--- DATA ENTRIES ---

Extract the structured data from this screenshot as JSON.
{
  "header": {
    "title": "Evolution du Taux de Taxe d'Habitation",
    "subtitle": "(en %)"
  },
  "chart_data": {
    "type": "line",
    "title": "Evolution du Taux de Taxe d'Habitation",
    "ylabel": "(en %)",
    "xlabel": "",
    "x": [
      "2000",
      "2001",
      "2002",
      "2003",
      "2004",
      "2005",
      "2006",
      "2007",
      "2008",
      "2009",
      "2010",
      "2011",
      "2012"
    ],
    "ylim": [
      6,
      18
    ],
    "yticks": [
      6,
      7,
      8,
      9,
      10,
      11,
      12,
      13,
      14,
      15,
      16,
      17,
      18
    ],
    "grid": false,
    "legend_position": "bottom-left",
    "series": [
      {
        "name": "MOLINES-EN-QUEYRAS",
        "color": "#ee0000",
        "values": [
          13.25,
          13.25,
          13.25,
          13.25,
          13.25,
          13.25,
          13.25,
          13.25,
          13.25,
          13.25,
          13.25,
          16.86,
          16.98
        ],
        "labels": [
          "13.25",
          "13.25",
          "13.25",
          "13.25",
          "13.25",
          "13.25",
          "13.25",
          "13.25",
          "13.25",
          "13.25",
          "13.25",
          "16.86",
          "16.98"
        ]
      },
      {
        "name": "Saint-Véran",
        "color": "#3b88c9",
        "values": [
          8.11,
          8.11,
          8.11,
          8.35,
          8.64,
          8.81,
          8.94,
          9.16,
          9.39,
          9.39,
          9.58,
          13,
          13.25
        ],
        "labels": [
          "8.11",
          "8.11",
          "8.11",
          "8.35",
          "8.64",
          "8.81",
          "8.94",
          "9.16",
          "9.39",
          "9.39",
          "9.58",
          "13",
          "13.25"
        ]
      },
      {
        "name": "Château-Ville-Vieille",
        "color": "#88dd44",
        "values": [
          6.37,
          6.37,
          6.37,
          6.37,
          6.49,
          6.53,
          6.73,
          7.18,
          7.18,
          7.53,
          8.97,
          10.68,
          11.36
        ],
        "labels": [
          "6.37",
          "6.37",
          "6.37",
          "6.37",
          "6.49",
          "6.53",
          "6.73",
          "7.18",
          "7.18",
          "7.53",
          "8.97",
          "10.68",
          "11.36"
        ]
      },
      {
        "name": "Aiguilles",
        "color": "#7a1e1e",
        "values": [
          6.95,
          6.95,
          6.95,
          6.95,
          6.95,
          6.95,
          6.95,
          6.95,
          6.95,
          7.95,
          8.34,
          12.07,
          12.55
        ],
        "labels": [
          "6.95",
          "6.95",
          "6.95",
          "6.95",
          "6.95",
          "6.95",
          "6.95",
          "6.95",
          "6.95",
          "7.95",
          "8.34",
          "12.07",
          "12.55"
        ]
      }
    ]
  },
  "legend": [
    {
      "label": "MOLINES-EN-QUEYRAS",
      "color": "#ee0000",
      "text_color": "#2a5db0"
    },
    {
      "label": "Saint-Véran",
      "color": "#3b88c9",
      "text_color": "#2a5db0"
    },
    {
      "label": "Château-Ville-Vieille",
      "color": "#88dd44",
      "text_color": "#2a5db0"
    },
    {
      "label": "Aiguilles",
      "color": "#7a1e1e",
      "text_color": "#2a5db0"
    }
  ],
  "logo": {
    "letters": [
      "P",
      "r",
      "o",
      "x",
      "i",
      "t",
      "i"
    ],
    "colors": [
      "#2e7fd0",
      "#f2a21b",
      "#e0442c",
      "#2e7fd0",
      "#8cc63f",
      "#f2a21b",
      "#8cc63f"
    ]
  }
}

---

* **INSTRUCTION**: Repeat each entry word for word.

* **RESPONSE FOR THIS EXERCISE**:
Extract the structured data from this screenshot as JSON.
{
  "header": {
    "title": "Evolution du Taux de Taxe d'Habitation",
    "subtitle": "(en %)"
  },
  "chart_data": {
    "type": "line",
    "title": "Evolution du Taux de Taxe d'Habitation",
    "ylabel": "(en %)",
    "xlabel": "",
    "x": [
      "2000",
      "2001",
      "2002",
      "2003",
      "2004",
      "2005",
      "2006",
      "2007",
      "2008",
      "2009",
      "2010",
      "2011",
      "2012"
    ],
    "ylim": [
      6,
      18
    ],
    "yticks": [
      6,
      7,
      8,
      9,
      10,
      11,
      12,
      13,
      14,
      15,
      16,
      17,
      18
    ],
    "grid": false,
    "legend_position": "bottom-left",
    "series": [
      {
        "name": "MOLINES-EN-QUEYRAS",
        "color": "#ee0000",
        "values": [
          13.25,
          13.25,
          13.25,
          13.25,
          13.25,
          13.25,
          13.25,
          13.25,
          13.25,
          13.25,
          13.25,
          16.86,
          16.98
        ],
        "labels": [
          "13.25",
          "13.25",
          "13.25",
          "13.25",
          "13.25",
          "13.25",
          "13.25",
          "13.25",
          "13.25",
          "13.25",
          "13.25",
          "16.86",
          "16.98"
        ]
      },
      {
        "name": "Saint-Véran",
        "color": "#3b88c9",
        "values": [
          8.11,
          8.11,
          8.11,
          8.35,
          8.64,
          8.81,
          8.94,
          9.16,
          9.39,
          9.39,
          9.58,
          13,
          13.25
        ],
        "labels": [
          "8.11",
          "8.11",
          "8.11",
          "8.35",
          "8.64",
          "8.81",
          "8.94",
          "9.16",
          "9.39",
          "9.39",
          "9.58",
          "13",
          "13.25"
        ]
      },
      {
        "name": "Château-Ville-Vieille",
        "color": "#88dd44",
        "values": [
          6.37,
          6.37,
          6.37,
          6.37,
          6.49,
          6.53,
          6.73,
          7.18,
          7.18,
          7.53,
          8.97,
          10.68,
          11.36
        ],
        "labels": [
          "6.37",
          "6.37",
          "6.37",
          "6.37",
          "6.49",
          "6.53",
          "6.73",
          "7.18",
          "7.18",
          "7.53",
          "8.97",
          "10.68",
          "11.36"
        ]
      },
      {
        "name": "Aiguilles",
        "color": "#7a1e1e",
        "values": [
          6.95,
          6.95,
          6.95,
          6.95,
          6.95,
          6.95,
          6.95,
          6.95,
          6.95,
          7.95,
          8.34,
          12.07,
          12.55
        ],
        "labels": [
          "6.95",
          "6.95",
          "6.95",
          "6.95",
          "6.95",
          "6.95",
          "6.95",
          "6.95",
          "6.95",
          "7.95",
          "8.34",
          "12.07",
          "12.55"
        ]
      }
    ]
  },
  "legend": [
    {
      "label": "MOLINES-EN-QUEYRAS",
      "color": "#ee0000",
      "text_color": "#2a5db0"
    },
    {
      "label": "Saint-Véran",
      "color": "#3b88c9",
      "text_color": "#2a5db0"
    },
    {
      "label": "Château-Ville-Vieille",
      "color": "#88dd44",
      "text_color": "#2a5db0"
    },
    {
      "label": "Aiguilles",
      "color": "#7a1e1e",
      "text_color": "#2a5db0"
    }
  ],
  "logo": {
    "letters": [
      "P",
      "r",
      "o",
      "x",
      "i",
      "t",
      "i"
    ],
    "colors": [
      "#2e7fd0",
      "#f2a21b",
      "#e0442c",
      "#2e7fd0",
      "#8cc63f",
      "#f2a21b",
      "#8cc63f"
    ]
  }
}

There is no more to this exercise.